::: DATA FOR THE TASK :::
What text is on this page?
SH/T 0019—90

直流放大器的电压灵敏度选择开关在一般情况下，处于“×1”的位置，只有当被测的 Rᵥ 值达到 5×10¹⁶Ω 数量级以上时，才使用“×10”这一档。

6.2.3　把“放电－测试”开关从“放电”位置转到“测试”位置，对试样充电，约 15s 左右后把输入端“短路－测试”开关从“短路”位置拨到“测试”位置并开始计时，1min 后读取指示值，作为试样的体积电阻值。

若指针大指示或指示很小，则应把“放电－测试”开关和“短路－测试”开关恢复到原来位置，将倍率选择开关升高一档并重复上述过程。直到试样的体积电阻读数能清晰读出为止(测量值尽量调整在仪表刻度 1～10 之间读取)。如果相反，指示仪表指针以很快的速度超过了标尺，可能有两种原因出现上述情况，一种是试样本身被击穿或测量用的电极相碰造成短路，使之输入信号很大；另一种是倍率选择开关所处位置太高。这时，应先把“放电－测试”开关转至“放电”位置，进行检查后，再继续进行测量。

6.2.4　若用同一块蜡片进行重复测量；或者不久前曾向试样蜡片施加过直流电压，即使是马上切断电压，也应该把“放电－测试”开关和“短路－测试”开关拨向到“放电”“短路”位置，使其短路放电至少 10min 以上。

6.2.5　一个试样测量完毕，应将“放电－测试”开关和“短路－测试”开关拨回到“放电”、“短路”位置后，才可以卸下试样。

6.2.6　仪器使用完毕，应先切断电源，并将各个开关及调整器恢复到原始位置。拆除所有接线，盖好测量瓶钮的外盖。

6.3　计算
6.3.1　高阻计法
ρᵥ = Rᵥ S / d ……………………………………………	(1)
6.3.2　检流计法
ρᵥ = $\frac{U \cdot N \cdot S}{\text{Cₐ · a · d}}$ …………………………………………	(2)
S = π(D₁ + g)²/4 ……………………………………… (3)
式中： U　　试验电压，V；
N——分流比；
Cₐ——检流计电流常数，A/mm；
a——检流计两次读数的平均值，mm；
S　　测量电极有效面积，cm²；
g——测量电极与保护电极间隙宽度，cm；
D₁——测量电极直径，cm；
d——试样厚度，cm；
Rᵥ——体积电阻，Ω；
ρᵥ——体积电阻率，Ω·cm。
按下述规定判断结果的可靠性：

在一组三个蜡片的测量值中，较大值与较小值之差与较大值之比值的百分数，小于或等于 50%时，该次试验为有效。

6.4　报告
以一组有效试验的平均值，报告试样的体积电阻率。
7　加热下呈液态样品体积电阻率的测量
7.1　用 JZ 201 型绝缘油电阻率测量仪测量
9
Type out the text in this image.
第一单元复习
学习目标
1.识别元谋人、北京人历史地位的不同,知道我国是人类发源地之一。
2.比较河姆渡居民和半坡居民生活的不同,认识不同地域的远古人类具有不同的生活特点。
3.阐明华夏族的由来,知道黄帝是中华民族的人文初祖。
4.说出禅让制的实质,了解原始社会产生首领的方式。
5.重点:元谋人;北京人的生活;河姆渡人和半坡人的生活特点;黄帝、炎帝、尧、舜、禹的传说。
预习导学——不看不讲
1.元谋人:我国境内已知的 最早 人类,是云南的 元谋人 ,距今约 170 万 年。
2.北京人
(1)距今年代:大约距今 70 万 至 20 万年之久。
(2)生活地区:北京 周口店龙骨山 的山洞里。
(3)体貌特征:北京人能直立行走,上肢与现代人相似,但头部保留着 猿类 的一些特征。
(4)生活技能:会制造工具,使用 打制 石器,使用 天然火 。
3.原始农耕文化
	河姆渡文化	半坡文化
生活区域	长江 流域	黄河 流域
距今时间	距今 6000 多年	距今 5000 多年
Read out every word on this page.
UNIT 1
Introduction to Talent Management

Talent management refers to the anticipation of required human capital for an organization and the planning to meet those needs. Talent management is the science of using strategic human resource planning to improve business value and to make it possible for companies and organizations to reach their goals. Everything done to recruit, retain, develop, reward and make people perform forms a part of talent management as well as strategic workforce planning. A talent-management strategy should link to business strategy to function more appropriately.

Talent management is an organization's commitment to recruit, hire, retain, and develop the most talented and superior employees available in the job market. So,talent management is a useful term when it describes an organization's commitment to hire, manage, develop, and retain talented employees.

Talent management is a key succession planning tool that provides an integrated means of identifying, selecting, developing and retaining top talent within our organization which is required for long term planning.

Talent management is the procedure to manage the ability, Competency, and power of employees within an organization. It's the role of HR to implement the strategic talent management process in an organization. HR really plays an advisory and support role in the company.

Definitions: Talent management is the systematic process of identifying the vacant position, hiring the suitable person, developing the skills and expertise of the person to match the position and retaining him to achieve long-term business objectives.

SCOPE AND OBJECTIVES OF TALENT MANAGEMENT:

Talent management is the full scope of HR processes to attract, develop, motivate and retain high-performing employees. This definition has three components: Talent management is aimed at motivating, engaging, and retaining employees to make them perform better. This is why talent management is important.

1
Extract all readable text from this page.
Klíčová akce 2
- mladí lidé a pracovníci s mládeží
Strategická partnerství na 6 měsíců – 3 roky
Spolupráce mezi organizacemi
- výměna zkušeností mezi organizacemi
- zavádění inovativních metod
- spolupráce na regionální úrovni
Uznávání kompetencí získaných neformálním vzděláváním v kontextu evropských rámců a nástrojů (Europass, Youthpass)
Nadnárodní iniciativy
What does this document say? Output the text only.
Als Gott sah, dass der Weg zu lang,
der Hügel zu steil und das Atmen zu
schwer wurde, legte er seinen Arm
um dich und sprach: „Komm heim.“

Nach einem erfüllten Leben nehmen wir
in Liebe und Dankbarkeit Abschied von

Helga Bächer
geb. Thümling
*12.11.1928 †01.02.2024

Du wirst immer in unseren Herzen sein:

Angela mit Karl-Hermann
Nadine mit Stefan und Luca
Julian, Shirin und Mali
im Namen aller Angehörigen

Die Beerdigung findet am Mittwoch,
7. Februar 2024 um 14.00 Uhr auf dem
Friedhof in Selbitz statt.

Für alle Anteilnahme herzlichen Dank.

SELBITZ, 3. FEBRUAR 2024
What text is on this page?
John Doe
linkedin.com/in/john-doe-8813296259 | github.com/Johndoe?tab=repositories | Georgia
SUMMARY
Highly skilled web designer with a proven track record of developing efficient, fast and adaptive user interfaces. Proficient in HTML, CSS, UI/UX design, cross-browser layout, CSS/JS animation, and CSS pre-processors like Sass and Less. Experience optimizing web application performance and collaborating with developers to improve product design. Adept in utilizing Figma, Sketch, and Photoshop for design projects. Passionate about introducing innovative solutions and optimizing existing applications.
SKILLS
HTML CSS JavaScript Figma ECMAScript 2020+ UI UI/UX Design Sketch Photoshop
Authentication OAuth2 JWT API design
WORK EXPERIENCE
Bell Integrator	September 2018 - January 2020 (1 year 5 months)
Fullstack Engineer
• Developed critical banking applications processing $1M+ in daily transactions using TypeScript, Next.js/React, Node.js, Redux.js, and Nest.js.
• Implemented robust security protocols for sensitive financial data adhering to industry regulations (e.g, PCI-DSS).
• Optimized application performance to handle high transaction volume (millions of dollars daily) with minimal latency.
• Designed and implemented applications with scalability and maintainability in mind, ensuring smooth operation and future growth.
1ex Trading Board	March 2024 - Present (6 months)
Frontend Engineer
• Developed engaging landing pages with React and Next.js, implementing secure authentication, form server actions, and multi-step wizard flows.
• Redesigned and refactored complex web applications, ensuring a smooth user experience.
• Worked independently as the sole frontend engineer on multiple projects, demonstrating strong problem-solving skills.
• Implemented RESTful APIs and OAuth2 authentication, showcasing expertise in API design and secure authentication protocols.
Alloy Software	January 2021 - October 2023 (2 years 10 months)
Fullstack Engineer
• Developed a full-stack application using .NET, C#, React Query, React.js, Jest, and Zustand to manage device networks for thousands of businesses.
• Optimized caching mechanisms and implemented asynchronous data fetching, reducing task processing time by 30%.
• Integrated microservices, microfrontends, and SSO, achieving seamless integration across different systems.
:::
#### TASK STATEMENT
Pull out the lines above in which the word "projects" appears.

#### TASK OUTPUT
Highly skilled web designer with a proven track record of developing efficient, fast and adaptive user interfaces. Proficient in HTML, CSS, UI/UX design, cross-browser layout, CSS/JS animation, and CSS pre-processors like Sass and Less. Experience optimizing web application performance and collaborating with developers to improve product design. Adept in utilizing Figma, Sketch, and Photoshop for design projects. Passionate about introducing innovative solutions and optimizing existing applications.
• Worked independently as the sole frontend engineer on multiple projects, demonstrating strong problem-solving skills.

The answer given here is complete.